Data listing »
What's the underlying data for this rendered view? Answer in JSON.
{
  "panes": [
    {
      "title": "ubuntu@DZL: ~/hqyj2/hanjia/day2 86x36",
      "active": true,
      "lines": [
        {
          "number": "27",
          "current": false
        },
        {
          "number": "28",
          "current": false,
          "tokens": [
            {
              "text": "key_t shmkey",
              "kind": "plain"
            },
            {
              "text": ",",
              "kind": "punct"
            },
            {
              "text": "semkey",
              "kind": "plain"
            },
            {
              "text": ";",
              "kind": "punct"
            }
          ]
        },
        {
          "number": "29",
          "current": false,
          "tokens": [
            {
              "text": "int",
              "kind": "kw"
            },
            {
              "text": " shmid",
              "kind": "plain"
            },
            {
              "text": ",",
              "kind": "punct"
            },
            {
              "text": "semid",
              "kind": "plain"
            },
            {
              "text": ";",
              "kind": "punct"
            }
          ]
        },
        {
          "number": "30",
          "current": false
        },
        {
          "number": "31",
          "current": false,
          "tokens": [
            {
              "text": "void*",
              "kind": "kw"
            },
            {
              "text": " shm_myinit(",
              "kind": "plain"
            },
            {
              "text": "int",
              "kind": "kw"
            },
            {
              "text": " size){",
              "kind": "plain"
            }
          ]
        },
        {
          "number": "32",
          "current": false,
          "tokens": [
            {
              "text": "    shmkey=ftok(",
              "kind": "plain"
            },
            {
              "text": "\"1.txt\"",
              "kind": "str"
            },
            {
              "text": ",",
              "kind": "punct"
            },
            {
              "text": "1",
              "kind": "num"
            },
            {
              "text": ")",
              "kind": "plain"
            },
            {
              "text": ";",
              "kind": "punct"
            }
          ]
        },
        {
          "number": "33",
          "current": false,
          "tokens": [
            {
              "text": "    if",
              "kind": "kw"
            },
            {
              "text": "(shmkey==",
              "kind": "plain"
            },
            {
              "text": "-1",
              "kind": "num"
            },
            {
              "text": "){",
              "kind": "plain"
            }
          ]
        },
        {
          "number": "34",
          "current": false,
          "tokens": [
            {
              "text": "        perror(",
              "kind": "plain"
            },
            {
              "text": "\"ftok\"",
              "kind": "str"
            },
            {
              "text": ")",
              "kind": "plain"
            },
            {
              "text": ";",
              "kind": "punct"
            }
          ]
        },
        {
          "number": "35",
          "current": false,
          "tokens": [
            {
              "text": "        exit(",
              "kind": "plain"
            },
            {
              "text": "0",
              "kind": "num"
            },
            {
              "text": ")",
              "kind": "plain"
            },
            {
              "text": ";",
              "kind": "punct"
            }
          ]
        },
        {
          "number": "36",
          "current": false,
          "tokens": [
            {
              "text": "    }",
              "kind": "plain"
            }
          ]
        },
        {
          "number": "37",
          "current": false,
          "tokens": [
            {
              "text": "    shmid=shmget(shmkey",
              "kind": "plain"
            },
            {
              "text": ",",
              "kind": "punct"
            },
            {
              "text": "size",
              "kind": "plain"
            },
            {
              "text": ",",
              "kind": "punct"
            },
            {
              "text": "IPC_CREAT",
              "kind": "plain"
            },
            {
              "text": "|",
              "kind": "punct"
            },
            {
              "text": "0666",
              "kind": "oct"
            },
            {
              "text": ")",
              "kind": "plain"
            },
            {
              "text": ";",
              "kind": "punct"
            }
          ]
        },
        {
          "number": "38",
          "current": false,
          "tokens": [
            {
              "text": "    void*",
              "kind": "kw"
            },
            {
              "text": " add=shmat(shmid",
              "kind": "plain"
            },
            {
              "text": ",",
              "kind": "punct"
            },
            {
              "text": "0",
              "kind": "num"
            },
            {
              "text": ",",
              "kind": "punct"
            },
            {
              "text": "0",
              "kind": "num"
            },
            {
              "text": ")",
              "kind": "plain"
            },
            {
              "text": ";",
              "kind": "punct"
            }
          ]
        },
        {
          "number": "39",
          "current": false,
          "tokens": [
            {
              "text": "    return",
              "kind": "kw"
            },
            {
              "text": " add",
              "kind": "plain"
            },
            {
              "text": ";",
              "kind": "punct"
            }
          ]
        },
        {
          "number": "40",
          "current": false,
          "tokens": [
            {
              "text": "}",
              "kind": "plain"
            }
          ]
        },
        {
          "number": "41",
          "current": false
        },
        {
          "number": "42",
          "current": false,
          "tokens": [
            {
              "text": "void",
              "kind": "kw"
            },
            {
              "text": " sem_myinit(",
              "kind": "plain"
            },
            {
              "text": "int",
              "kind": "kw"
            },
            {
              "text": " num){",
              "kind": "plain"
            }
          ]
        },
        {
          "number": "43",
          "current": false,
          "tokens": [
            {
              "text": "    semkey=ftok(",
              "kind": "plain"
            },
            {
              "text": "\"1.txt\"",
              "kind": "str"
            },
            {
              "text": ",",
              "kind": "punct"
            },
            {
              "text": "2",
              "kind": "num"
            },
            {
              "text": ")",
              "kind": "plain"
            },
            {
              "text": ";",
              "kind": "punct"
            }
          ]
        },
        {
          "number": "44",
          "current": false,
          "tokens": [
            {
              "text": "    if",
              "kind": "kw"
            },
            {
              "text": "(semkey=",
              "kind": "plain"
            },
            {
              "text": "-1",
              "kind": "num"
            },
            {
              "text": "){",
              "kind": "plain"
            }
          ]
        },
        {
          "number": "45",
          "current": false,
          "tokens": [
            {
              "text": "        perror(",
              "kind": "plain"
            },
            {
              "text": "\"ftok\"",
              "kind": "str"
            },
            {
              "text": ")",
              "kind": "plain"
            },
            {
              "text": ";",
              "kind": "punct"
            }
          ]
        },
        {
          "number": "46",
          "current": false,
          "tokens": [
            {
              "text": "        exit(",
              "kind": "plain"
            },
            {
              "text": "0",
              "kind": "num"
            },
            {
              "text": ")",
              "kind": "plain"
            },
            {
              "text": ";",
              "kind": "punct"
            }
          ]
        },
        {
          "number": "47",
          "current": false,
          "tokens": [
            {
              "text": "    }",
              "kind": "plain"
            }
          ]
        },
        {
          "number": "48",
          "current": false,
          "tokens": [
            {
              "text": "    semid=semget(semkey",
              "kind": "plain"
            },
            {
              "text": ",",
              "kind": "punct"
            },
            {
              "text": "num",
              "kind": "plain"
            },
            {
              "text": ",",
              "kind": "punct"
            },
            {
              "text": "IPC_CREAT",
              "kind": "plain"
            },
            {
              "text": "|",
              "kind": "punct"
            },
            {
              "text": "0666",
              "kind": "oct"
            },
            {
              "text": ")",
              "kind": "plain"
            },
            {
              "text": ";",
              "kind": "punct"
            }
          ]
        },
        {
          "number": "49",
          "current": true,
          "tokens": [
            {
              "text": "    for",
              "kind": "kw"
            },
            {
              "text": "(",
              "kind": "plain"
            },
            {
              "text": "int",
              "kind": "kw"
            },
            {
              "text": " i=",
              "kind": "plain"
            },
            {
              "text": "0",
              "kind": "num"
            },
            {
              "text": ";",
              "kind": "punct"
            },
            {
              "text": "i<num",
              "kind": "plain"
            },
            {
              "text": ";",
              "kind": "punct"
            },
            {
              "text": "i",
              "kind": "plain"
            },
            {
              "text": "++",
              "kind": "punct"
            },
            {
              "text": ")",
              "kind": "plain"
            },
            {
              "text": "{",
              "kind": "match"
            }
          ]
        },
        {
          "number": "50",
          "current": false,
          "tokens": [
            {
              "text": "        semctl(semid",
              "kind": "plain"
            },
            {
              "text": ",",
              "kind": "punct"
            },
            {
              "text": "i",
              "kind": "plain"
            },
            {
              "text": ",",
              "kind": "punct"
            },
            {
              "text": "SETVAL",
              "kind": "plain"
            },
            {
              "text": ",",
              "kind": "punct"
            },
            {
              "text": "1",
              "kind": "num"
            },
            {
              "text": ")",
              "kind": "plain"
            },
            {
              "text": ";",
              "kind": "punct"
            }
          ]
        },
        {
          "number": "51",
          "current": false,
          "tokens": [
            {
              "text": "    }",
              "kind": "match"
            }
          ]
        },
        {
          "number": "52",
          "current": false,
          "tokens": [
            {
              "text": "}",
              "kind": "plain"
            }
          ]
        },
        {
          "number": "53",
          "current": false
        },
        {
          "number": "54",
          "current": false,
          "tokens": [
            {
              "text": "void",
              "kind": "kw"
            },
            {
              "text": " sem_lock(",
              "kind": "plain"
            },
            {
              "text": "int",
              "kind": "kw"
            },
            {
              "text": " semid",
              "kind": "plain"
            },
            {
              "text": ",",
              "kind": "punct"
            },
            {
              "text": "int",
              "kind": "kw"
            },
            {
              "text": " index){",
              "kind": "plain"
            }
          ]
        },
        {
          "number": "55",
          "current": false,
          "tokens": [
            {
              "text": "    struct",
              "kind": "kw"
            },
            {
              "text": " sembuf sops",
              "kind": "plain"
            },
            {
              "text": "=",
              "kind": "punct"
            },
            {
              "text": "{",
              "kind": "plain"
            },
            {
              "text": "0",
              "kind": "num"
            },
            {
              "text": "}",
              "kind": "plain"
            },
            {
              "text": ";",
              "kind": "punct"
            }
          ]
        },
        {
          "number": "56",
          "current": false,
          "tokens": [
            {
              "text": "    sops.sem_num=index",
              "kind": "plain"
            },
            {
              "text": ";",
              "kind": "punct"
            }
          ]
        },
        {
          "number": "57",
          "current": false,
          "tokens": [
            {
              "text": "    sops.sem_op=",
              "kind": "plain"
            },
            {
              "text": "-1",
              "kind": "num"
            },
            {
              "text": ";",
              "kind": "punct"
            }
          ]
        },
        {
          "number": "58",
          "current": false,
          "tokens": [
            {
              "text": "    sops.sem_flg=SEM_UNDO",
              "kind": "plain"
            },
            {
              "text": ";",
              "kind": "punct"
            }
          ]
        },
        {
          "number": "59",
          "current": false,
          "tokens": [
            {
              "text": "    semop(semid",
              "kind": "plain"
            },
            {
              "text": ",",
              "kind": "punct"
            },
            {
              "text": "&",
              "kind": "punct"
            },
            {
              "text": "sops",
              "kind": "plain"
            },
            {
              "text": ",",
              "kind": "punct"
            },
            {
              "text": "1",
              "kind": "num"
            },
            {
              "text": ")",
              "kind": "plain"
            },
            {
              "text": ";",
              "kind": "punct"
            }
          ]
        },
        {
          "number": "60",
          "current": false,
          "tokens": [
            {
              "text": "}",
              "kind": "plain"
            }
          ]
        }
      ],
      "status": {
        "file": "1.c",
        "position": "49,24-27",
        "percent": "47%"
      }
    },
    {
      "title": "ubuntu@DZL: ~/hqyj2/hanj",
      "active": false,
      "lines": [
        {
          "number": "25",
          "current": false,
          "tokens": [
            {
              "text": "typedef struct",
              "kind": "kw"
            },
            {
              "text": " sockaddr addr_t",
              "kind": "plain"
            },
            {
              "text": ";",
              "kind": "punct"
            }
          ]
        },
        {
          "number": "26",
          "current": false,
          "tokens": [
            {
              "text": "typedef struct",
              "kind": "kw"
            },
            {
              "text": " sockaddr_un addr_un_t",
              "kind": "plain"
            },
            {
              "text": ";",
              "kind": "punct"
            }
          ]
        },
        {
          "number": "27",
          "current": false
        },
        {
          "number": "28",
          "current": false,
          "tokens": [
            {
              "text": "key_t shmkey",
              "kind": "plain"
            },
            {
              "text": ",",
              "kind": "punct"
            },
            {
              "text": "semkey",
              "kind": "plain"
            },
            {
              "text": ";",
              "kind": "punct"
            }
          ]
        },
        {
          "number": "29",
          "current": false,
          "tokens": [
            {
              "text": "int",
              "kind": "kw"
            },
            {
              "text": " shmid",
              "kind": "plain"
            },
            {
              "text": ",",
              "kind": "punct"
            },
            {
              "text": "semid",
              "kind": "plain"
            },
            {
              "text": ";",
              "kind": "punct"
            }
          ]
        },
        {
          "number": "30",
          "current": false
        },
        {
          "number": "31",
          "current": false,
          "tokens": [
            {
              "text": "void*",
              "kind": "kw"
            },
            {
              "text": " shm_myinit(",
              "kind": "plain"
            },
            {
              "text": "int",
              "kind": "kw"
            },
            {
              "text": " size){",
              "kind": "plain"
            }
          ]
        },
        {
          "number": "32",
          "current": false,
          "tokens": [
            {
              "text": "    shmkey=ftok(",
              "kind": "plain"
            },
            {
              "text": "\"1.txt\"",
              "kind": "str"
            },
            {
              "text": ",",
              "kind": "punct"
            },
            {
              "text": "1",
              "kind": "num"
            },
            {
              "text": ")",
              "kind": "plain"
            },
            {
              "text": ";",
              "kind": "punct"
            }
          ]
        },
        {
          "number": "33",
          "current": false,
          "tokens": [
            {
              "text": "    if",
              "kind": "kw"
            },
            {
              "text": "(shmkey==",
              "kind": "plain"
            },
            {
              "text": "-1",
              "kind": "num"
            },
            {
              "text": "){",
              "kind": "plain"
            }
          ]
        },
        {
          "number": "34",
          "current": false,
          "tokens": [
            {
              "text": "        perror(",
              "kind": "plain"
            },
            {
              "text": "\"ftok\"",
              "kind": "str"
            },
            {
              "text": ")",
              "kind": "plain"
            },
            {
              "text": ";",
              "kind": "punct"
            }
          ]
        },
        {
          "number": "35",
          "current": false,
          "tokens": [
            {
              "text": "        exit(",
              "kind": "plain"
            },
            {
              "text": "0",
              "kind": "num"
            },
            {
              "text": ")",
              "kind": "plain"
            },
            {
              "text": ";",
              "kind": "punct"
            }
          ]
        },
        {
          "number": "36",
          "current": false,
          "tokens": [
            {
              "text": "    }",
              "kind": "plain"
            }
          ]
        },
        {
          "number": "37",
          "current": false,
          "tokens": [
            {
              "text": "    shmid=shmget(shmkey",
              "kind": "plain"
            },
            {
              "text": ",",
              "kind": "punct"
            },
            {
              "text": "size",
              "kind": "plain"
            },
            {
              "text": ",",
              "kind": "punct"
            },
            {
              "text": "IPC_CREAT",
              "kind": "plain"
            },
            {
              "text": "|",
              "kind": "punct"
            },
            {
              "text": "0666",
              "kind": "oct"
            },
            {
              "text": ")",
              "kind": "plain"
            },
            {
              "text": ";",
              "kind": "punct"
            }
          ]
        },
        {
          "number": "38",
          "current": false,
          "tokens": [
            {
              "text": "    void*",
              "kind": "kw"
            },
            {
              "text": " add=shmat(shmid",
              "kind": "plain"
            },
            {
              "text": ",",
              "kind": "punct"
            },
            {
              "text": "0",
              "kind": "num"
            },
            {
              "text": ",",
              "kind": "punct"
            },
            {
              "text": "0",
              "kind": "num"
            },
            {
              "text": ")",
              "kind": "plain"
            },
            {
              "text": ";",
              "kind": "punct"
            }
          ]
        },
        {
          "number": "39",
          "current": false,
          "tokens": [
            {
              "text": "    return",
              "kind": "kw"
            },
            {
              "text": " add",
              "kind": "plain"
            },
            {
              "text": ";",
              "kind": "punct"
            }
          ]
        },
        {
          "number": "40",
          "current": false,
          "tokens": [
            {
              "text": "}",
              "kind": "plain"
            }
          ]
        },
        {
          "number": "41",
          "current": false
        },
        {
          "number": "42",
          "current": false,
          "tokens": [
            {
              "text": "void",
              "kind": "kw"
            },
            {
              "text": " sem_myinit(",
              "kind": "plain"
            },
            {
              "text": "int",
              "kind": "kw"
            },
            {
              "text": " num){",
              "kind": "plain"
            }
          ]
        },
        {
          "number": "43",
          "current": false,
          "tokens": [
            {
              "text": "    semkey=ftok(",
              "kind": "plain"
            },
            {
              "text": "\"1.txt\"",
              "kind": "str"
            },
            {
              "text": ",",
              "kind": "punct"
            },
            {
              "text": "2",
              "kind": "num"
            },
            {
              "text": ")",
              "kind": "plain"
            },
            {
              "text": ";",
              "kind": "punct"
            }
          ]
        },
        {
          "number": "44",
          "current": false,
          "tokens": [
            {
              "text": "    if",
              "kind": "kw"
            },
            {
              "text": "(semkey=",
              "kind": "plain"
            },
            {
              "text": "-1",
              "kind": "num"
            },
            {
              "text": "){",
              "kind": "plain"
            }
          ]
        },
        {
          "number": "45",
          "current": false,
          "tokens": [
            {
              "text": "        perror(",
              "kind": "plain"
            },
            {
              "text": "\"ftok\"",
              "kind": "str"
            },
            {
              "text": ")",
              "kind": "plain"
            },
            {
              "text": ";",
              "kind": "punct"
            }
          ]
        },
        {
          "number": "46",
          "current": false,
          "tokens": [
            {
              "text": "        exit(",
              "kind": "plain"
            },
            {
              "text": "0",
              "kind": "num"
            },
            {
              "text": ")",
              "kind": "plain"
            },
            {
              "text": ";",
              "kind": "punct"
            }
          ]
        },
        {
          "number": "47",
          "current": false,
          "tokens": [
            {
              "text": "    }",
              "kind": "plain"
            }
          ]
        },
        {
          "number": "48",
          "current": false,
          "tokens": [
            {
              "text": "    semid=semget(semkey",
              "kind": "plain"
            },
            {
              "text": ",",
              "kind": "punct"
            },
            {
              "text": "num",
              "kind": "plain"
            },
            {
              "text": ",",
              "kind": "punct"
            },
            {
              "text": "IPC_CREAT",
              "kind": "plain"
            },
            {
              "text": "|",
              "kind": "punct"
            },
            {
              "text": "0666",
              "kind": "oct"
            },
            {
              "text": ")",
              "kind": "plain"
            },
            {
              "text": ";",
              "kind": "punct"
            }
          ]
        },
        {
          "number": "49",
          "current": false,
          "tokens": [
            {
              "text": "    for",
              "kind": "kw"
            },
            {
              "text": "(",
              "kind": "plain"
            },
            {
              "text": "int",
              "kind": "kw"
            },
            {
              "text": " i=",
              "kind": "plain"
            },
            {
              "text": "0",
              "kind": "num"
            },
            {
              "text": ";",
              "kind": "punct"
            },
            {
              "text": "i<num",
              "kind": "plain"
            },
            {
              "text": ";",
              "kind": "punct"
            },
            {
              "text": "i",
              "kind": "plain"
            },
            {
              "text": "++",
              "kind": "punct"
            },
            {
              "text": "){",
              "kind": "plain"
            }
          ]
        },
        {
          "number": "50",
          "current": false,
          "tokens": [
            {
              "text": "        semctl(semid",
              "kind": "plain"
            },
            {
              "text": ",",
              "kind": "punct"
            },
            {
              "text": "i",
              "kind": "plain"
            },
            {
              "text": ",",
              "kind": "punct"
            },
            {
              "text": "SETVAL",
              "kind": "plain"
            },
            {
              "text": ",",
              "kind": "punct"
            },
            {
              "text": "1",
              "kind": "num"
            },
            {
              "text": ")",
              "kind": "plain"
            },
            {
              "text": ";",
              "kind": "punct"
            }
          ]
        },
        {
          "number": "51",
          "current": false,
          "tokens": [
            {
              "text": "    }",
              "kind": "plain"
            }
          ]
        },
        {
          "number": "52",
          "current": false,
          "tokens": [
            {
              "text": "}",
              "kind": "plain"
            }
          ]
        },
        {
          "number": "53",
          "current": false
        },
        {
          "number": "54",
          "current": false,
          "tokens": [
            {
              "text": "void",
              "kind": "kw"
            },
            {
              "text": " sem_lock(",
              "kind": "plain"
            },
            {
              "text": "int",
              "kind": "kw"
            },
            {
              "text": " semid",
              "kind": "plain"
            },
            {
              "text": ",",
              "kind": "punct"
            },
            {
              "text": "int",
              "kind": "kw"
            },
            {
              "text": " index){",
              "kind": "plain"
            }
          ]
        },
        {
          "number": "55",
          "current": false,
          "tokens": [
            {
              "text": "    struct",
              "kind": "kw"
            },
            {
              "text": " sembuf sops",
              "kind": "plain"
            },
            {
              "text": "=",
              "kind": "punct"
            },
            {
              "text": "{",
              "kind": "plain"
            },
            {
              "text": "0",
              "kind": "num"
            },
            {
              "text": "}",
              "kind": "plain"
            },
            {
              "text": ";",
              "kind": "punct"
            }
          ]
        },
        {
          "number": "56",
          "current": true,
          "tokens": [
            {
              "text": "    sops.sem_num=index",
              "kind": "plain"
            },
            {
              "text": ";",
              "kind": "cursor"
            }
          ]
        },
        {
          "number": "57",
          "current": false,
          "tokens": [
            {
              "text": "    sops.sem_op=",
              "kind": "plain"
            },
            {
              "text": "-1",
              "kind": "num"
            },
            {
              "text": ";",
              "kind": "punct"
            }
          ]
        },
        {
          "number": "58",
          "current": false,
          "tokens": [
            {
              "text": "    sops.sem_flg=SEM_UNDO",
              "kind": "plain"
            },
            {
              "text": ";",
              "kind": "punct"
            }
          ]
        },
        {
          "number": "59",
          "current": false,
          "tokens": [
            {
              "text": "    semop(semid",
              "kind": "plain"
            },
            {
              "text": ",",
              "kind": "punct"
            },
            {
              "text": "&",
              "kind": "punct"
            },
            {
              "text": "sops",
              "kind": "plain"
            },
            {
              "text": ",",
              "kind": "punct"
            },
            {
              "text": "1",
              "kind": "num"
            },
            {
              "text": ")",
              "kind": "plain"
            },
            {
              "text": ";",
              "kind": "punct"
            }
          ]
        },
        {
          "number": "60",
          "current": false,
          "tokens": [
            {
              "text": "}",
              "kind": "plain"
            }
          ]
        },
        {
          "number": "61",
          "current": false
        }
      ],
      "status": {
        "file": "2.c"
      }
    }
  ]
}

Work to be completed »
Report only the number of lines in the data above that contain "ubuntu".

In response »
2